* [What the task asks]: Below are records; count the lines in them that hold "SRMTID" and give only the count.

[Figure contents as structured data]
==========
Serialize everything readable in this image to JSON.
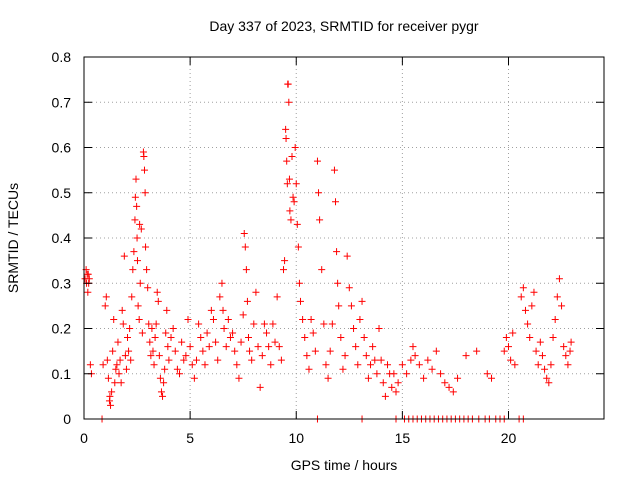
{
  "chart_data": {
    "type": "scatter",
    "title": "Day 337 of 2023, SRMTID for receiver pygr",
    "xlabel": "GPS time / hours",
    "ylabel": "SRMTID / TECUs",
    "xlim": [
      0,
      24.5
    ],
    "ylim": [
      0,
      0.8
    ],
    "xticks": [
      0,
      5,
      10,
      15,
      20
    ],
    "yticks": [
      0,
      0.1,
      0.2,
      0.3,
      0.4,
      0.5,
      0.6,
      0.7,
      0.8
    ],
    "grid": true,
    "marker": "+",
    "color": "#ff0000",
    "series": [
      {
        "name": "SRMTID",
        "points": [
          [
            0.05,
            0.31
          ],
          [
            0.1,
            0.33
          ],
          [
            0.12,
            0.3
          ],
          [
            0.15,
            0.32
          ],
          [
            0.18,
            0.28
          ],
          [
            0.2,
            0.32
          ],
          [
            0.22,
            0.3
          ],
          [
            0.25,
            0.31
          ],
          [
            0.3,
            0.12
          ],
          [
            0.35,
            0.1
          ],
          [
            0.9,
            0.12
          ],
          [
            1.0,
            0.25
          ],
          [
            1.05,
            0.27
          ],
          [
            1.1,
            0.13
          ],
          [
            1.15,
            0.09
          ],
          [
            1.2,
            0.04
          ],
          [
            1.22,
            0.05
          ],
          [
            1.25,
            0.03
          ],
          [
            1.3,
            0.06
          ],
          [
            1.35,
            0.15
          ],
          [
            1.4,
            0.22
          ],
          [
            1.45,
            0.08
          ],
          [
            1.5,
            0.11
          ],
          [
            1.55,
            0.12
          ],
          [
            1.6,
            0.17
          ],
          [
            1.65,
            0.1
          ],
          [
            1.7,
            0.13
          ],
          [
            1.75,
            0.08
          ],
          [
            1.8,
            0.24
          ],
          [
            1.85,
            0.21
          ],
          [
            1.9,
            0.36
          ],
          [
            1.95,
            0.14
          ],
          [
            2.0,
            0.11
          ],
          [
            2.05,
            0.18
          ],
          [
            2.1,
            0.15
          ],
          [
            2.15,
            0.2
          ],
          [
            2.2,
            0.13
          ],
          [
            2.25,
            0.27
          ],
          [
            2.3,
            0.33
          ],
          [
            2.35,
            0.37
          ],
          [
            2.4,
            0.44
          ],
          [
            2.42,
            0.49
          ],
          [
            2.45,
            0.53
          ],
          [
            2.48,
            0.47
          ],
          [
            2.5,
            0.4
          ],
          [
            2.52,
            0.35
          ],
          [
            2.55,
            0.25
          ],
          [
            2.6,
            0.22
          ],
          [
            2.62,
            0.43
          ],
          [
            2.65,
            0.3
          ],
          [
            2.7,
            0.42
          ],
          [
            2.75,
            0.19
          ],
          [
            2.8,
            0.59
          ],
          [
            2.82,
            0.58
          ],
          [
            2.85,
            0.55
          ],
          [
            2.88,
            0.5
          ],
          [
            2.9,
            0.38
          ],
          [
            2.95,
            0.33
          ],
          [
            3.0,
            0.29
          ],
          [
            3.05,
            0.21
          ],
          [
            3.1,
            0.17
          ],
          [
            3.15,
            0.14
          ],
          [
            3.2,
            0.2
          ],
          [
            3.25,
            0.15
          ],
          [
            3.3,
            0.12
          ],
          [
            3.35,
            0.18
          ],
          [
            3.4,
            0.21
          ],
          [
            3.45,
            0.28
          ],
          [
            3.5,
            0.26
          ],
          [
            3.55,
            0.14
          ],
          [
            3.6,
            0.09
          ],
          [
            3.65,
            0.06
          ],
          [
            3.7,
            0.05
          ],
          [
            3.75,
            0.08
          ],
          [
            3.8,
            0.11
          ],
          [
            3.85,
            0.19
          ],
          [
            3.9,
            0.24
          ],
          [
            3.95,
            0.16
          ],
          [
            4.0,
            0.13
          ],
          [
            4.1,
            0.18
          ],
          [
            4.2,
            0.2
          ],
          [
            4.3,
            0.15
          ],
          [
            4.4,
            0.11
          ],
          [
            4.5,
            0.1
          ],
          [
            4.6,
            0.17
          ],
          [
            4.7,
            0.13
          ],
          [
            4.8,
            0.14
          ],
          [
            4.9,
            0.22
          ],
          [
            5.0,
            0.16
          ],
          [
            5.1,
            0.12
          ],
          [
            5.2,
            0.09
          ],
          [
            5.3,
            0.13
          ],
          [
            5.4,
            0.21
          ],
          [
            5.5,
            0.18
          ],
          [
            5.6,
            0.15
          ],
          [
            5.7,
            0.12
          ],
          [
            5.8,
            0.19
          ],
          [
            5.9,
            0.16
          ],
          [
            6.0,
            0.24
          ],
          [
            6.1,
            0.22
          ],
          [
            6.2,
            0.17
          ],
          [
            6.3,
            0.13
          ],
          [
            6.4,
            0.27
          ],
          [
            6.5,
            0.3
          ],
          [
            6.55,
            0.24
          ],
          [
            6.6,
            0.2
          ],
          [
            6.7,
            0.16
          ],
          [
            6.8,
            0.22
          ],
          [
            6.9,
            0.18
          ],
          [
            7.0,
            0.19
          ],
          [
            7.1,
            0.15
          ],
          [
            7.2,
            0.12
          ],
          [
            7.3,
            0.09
          ],
          [
            7.4,
            0.17
          ],
          [
            7.5,
            0.23
          ],
          [
            7.55,
            0.41
          ],
          [
            7.6,
            0.38
          ],
          [
            7.65,
            0.33
          ],
          [
            7.7,
            0.26
          ],
          [
            7.75,
            0.18
          ],
          [
            7.8,
            0.15
          ],
          [
            7.9,
            0.13
          ],
          [
            8.0,
            0.21
          ],
          [
            8.1,
            0.28
          ],
          [
            8.2,
            0.16
          ],
          [
            8.3,
            0.07
          ],
          [
            8.4,
            0.14
          ],
          [
            8.5,
            0.21
          ],
          [
            8.6,
            0.19
          ],
          [
            8.7,
            0.16
          ],
          [
            8.8,
            0.12
          ],
          [
            8.9,
            0.21
          ],
          [
            9.0,
            0.17
          ],
          [
            9.1,
            0.27
          ],
          [
            9.2,
            0.16
          ],
          [
            9.3,
            0.13
          ],
          [
            9.4,
            0.33
          ],
          [
            9.45,
            0.35
          ],
          [
            9.5,
            0.64
          ],
          [
            9.52,
            0.62
          ],
          [
            9.55,
            0.57
          ],
          [
            9.58,
            0.52
          ],
          [
            9.6,
            0.74
          ],
          [
            9.62,
            0.74
          ],
          [
            9.65,
            0.7
          ],
          [
            9.68,
            0.53
          ],
          [
            9.7,
            0.46
          ],
          [
            9.75,
            0.44
          ],
          [
            9.8,
            0.58
          ],
          [
            9.85,
            0.49
          ],
          [
            9.9,
            0.48
          ],
          [
            9.95,
            0.6
          ],
          [
            10.0,
            0.52
          ],
          [
            10.05,
            0.43
          ],
          [
            10.1,
            0.38
          ],
          [
            10.15,
            0.3
          ],
          [
            10.2,
            0.26
          ],
          [
            10.3,
            0.22
          ],
          [
            10.4,
            0.18
          ],
          [
            10.5,
            0.14
          ],
          [
            10.6,
            0.11
          ],
          [
            10.7,
            0.22
          ],
          [
            10.8,
            0.19
          ],
          [
            10.9,
            0.15
          ],
          [
            11.0,
            0.57
          ],
          [
            11.05,
            0.5
          ],
          [
            11.1,
            0.44
          ],
          [
            11.2,
            0.33
          ],
          [
            11.3,
            0.21
          ],
          [
            11.4,
            0.12
          ],
          [
            11.5,
            0.09
          ],
          [
            11.6,
            0.15
          ],
          [
            11.7,
            0.21
          ],
          [
            11.8,
            0.55
          ],
          [
            11.85,
            0.48
          ],
          [
            11.9,
            0.37
          ],
          [
            11.95,
            0.3
          ],
          [
            12.0,
            0.25
          ],
          [
            12.1,
            0.18
          ],
          [
            12.2,
            0.11
          ],
          [
            12.3,
            0.14
          ],
          [
            12.4,
            0.36
          ],
          [
            12.5,
            0.29
          ],
          [
            12.6,
            0.25
          ],
          [
            12.7,
            0.2
          ],
          [
            12.8,
            0.16
          ],
          [
            12.9,
            0.12
          ],
          [
            13.0,
            0.22
          ],
          [
            13.1,
            0.26
          ],
          [
            13.2,
            0.18
          ],
          [
            13.3,
            0.14
          ],
          [
            13.4,
            0.09
          ],
          [
            13.5,
            0.12
          ],
          [
            13.6,
            0.16
          ],
          [
            13.7,
            0.13
          ],
          [
            13.8,
            0.1
          ],
          [
            13.9,
            0.2
          ],
          [
            14.0,
            0.13
          ],
          [
            14.1,
            0.08
          ],
          [
            14.2,
            0.05
          ],
          [
            14.3,
            0.12
          ],
          [
            14.4,
            0.1
          ],
          [
            14.5,
            0.07
          ],
          [
            14.6,
            0.1
          ],
          [
            14.7,
            0.06
          ],
          [
            14.8,
            0.08
          ],
          [
            15.0,
            0.12
          ],
          [
            15.2,
            0.1
          ],
          [
            15.4,
            0.13
          ],
          [
            15.5,
            0.16
          ],
          [
            15.6,
            0.14
          ],
          [
            15.8,
            0.12
          ],
          [
            16.0,
            0.09
          ],
          [
            16.2,
            0.13
          ],
          [
            16.4,
            0.11
          ],
          [
            16.6,
            0.15
          ],
          [
            16.8,
            0.1
          ],
          [
            17.0,
            0.08
          ],
          [
            17.2,
            0.07
          ],
          [
            17.4,
            0.06
          ],
          [
            17.6,
            0.09
          ],
          [
            18.0,
            0.14
          ],
          [
            18.5,
            0.15
          ],
          [
            19.0,
            0.1
          ],
          [
            19.2,
            0.09
          ],
          [
            19.8,
            0.15
          ],
          [
            19.9,
            0.18
          ],
          [
            20.0,
            0.16
          ],
          [
            20.1,
            0.13
          ],
          [
            20.2,
            0.19
          ],
          [
            20.3,
            0.12
          ],
          [
            20.6,
            0.27
          ],
          [
            20.7,
            0.29
          ],
          [
            20.8,
            0.24
          ],
          [
            20.9,
            0.21
          ],
          [
            21.0,
            0.18
          ],
          [
            21.1,
            0.25
          ],
          [
            21.2,
            0.28
          ],
          [
            21.3,
            0.15
          ],
          [
            21.4,
            0.12
          ],
          [
            21.5,
            0.17
          ],
          [
            21.6,
            0.14
          ],
          [
            21.7,
            0.11
          ],
          [
            21.8,
            0.09
          ],
          [
            21.9,
            0.08
          ],
          [
            22.0,
            0.12
          ],
          [
            22.1,
            0.18
          ],
          [
            22.2,
            0.22
          ],
          [
            22.3,
            0.27
          ],
          [
            22.4,
            0.31
          ],
          [
            22.5,
            0.25
          ],
          [
            22.6,
            0.16
          ],
          [
            22.7,
            0.14
          ],
          [
            22.8,
            0.12
          ],
          [
            22.9,
            0.15
          ],
          [
            22.95,
            0.17
          ],
          [
            0.85,
            0.0
          ],
          [
            11.0,
            0.0
          ],
          [
            13.1,
            0.0
          ],
          [
            14.7,
            0.0
          ],
          [
            15.1,
            0.0
          ],
          [
            15.3,
            0.0
          ],
          [
            15.5,
            0.0
          ],
          [
            15.7,
            0.0
          ],
          [
            15.9,
            0.0
          ],
          [
            16.1,
            0.0
          ],
          [
            16.3,
            0.0
          ],
          [
            16.5,
            0.0
          ],
          [
            16.7,
            0.0
          ],
          [
            16.9,
            0.0
          ],
          [
            17.1,
            0.0
          ],
          [
            17.3,
            0.0
          ],
          [
            17.5,
            0.0
          ],
          [
            17.7,
            0.0
          ],
          [
            17.9,
            0.0
          ],
          [
            18.1,
            0.0
          ],
          [
            18.3,
            0.0
          ],
          [
            18.6,
            0.0
          ],
          [
            18.9,
            0.0
          ],
          [
            19.1,
            0.0
          ],
          [
            19.4,
            0.0
          ],
          [
            19.6,
            0.0
          ],
          [
            19.8,
            0.0
          ],
          [
            20.5,
            0.0
          ],
          [
            20.7,
            0.0
          ]
        ]
      }
    ]
  }
}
==========
* [Answer for this exercise]: 3